* What is required *
Return the entries below in their exact form, leaving the pictures out.

* Given data *
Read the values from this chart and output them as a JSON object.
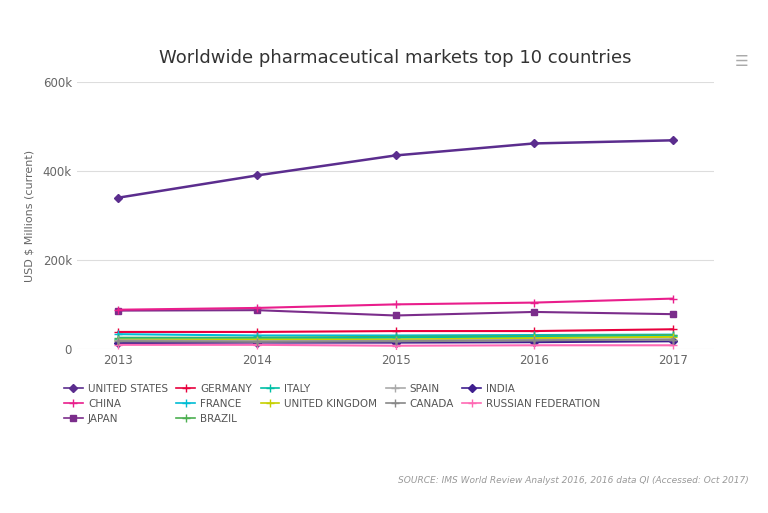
{
  "title": "Worldwide pharmaceutical markets top 10 countries",
  "ylabel": "USD $ Millions (current)",
  "source": "SOURCE: IMS World Review Analyst 2016, 2016 data QI (Accessed: Oct 2017)",
  "years": [
    2013,
    2014,
    2015,
    2016,
    2017
  ],
  "series": [
    {
      "name": "UNITED STATES",
      "color": "#5b2d8e",
      "values": [
        340000,
        390000,
        435000,
        462000,
        469000
      ],
      "marker": "D",
      "markersize": 4,
      "linewidth": 1.8,
      "zorder": 10
    },
    {
      "name": "CHINA",
      "color": "#e91e8c",
      "values": [
        88000,
        92000,
        100000,
        104000,
        113000
      ],
      "marker": "+",
      "markersize": 6,
      "linewidth": 1.5,
      "zorder": 9
    },
    {
      "name": "JAPAN",
      "color": "#7b2d8b",
      "values": [
        86000,
        87000,
        75000,
        83000,
        78000
      ],
      "marker": "s",
      "markersize": 4,
      "linewidth": 1.5,
      "zorder": 8
    },
    {
      "name": "GERMANY",
      "color": "#e8003d",
      "values": [
        38000,
        38000,
        40000,
        40000,
        44000
      ],
      "marker": "+",
      "markersize": 6,
      "linewidth": 1.5,
      "zorder": 7
    },
    {
      "name": "FRANCE",
      "color": "#00bcd4",
      "values": [
        33000,
        30000,
        30000,
        31000,
        32000
      ],
      "marker": "+",
      "markersize": 6,
      "linewidth": 1.5,
      "zorder": 7
    },
    {
      "name": "BRAZIL",
      "color": "#4caf50",
      "values": [
        25000,
        25000,
        27000,
        29000,
        31000
      ],
      "marker": "+",
      "markersize": 6,
      "linewidth": 1.5,
      "zorder": 7
    },
    {
      "name": "ITALY",
      "color": "#00bfa5",
      "values": [
        23000,
        23000,
        25000,
        27000,
        29000
      ],
      "marker": "+",
      "markersize": 6,
      "linewidth": 1.5,
      "zorder": 7
    },
    {
      "name": "UNITED KINGDOM",
      "color": "#c6d000",
      "values": [
        21000,
        21000,
        21000,
        24000,
        27000
      ],
      "marker": "+",
      "markersize": 6,
      "linewidth": 1.5,
      "zorder": 7
    },
    {
      "name": "SPAIN",
      "color": "#aaaaaa",
      "values": [
        19000,
        17000,
        18000,
        20000,
        21000
      ],
      "marker": "+",
      "markersize": 6,
      "linewidth": 1.5,
      "zorder": 7
    },
    {
      "name": "CANADA",
      "color": "#888888",
      "values": [
        17000,
        16000,
        17000,
        19000,
        21000
      ],
      "marker": "+",
      "markersize": 6,
      "linewidth": 1.5,
      "zorder": 7
    },
    {
      "name": "INDIA",
      "color": "#3f1f8f",
      "values": [
        13000,
        14000,
        14000,
        15000,
        17000
      ],
      "marker": "D",
      "markersize": 4,
      "linewidth": 1.5,
      "zorder": 6
    },
    {
      "name": "RUSSIAN FEDERATION",
      "color": "#ff69b4",
      "values": [
        9000,
        9000,
        7000,
        8000,
        8000
      ],
      "marker": "+",
      "markersize": 6,
      "linewidth": 1.5,
      "zorder": 6
    }
  ],
  "legend_order": [
    "UNITED STATES",
    "CHINA",
    "JAPAN",
    "GERMANY",
    "FRANCE",
    "BRAZIL",
    "ITALY",
    "UNITED KINGDOM",
    "SPAIN",
    "CANADA",
    "INDIA",
    "RUSSIAN FEDERATION"
  ],
  "ylim": [
    0,
    600000
  ],
  "yticks": [
    0,
    200000,
    400000,
    600000
  ],
  "ytick_labels": [
    "0",
    "200k",
    "400k",
    "600k"
  ],
  "background_color": "#ffffff",
  "grid_color": "#dddddd",
  "title_fontsize": 13,
  "axis_label_fontsize": 8,
  "tick_fontsize": 8.5,
  "legend_fontsize": 7.5,
  "source_fontsize": 6.5
}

* Result of the exercise *
Read the values from this chart and output them as a JSON object.
{
  "title": "Worldwide pharmaceutical markets top 10 countries",
  "ylabel": "USD $ Millions (current)",
  "source": "SOURCE: IMS World Review Analyst 2016, 2016 data QI (Accessed: Oct 2017)",
  "years": [
    2013,
    2014,
    2015,
    2016,
    2017
  ],
  "series": [
    {
      "name": "UNITED STATES",
      "color": "#5b2d8e",
      "values": [
        340000,
        390000,
        435000,
        462000,
        469000
      ],
      "marker": "D",
      "markersize": 4,
      "linewidth": 1.8,
      "zorder": 10
    },
    {
      "name": "CHINA",
      "color": "#e91e8c",
      "values": [
        88000,
        92000,
        100000,
        104000,
        113000
      ],
      "marker": "+",
      "markersize": 6,
      "linewidth": 1.5,
      "zorder": 9
    },
    {
      "name": "JAPAN",
      "color": "#7b2d8b",
      "values": [
        86000,
        87000,
        75000,
        83000,
        78000
      ],
      "marker": "s",
      "markersize": 4,
      "linewidth": 1.5,
      "zorder": 8
    },
    {
      "name": "GERMANY",
      "color": "#e8003d",
      "values": [
        38000,
        38000,
        40000,
        40000,
        44000
      ],
      "marker": "+",
      "markersize": 6,
      "linewidth": 1.5,
      "zorder": 7
    },
    {
      "name": "FRANCE",
      "color": "#00bcd4",
      "values": [
        33000,
        30000,
        30000,
        31000,
        32000
      ],
      "marker": "+",
      "markersize": 6,
      "linewidth": 1.5,
      "zorder": 7
    },
    {
      "name": "BRAZIL",
      "color": "#4caf50",
      "values": [
        25000,
        25000,
        27000,
        29000,
        31000
      ],
      "marker": "+",
      "markersize": 6,
      "linewidth": 1.5,
      "zorder": 7
    },
    {
      "name": "ITALY",
      "color": "#00bfa5",
      "values": [
        23000,
        23000,
        25000,
        27000,
        29000
      ],
      "marker": "+",
      "markersize": 6,
      "linewidth": 1.5,
      "zorder": 7
    },
    {
      "name": "UNITED KINGDOM",
      "color": "#c6d000",
      "values": [
        21000,
        21000,
        21000,
        24000,
        27000
      ],
      "marker": "+",
      "markersize": 6,
      "linewidth": 1.5,
      "zorder": 7
    },
    {
      "name": "SPAIN",
      "color": "#aaaaaa",
      "values": [
        19000,
        17000,
        18000,
        20000,
        21000
      ],
      "marker": "+",
      "markersize": 6,
      "linewidth": 1.5,
      "zorder": 7
    },
    {
      "name": "CANADA",
      "color": "#888888",
      "values": [
        17000,
        16000,
        17000,
        19000,
        21000
      ],
      "marker": "+",
      "markersize": 6,
      "linewidth": 1.5,
      "zorder": 7
    },
    {
      "name": "INDIA",
      "color": "#3f1f8f",
      "values": [
        13000,
        14000,
        14000,
        15000,
        17000
      ],
      "marker": "D",
      "markersize": 4,
      "linewidth": 1.5,
      "zorder": 6
    },
    {
      "name": "RUSSIAN FEDERATION",
      "color": "#ff69b4",
      "values": [
        9000,
        9000,
        7000,
        8000,
        8000
      ],
      "marker": "+",
      "markersize": 6,
      "linewidth": 1.5,
      "zorder": 6
    }
  ],
  "legend_order": [
    "UNITED STATES",
    "CHINA",
    "JAPAN",
    "GERMANY",
    "FRANCE",
    "BRAZIL",
    "ITALY",
    "UNITED KINGDOM",
    "SPAIN",
    "CANADA",
    "INDIA",
    "RUSSIAN FEDERATION"
  ],
  "ylim": [
    0,
    600000
  ],
  "yticks": [
    0,
    200000,
    400000,
    600000
  ],
  "ytick_labels": [
    "0",
    "200k",
    "400k",
    "600k"
  ],
  "background_color": "#ffffff",
  "grid_color": "#dddddd",
  "title_fontsize": 13,
  "axis_label_fontsize": 8,
  "tick_fontsize": 8.5,
  "legend_fontsize": 7.5,
  "source_fontsize": 6.5
}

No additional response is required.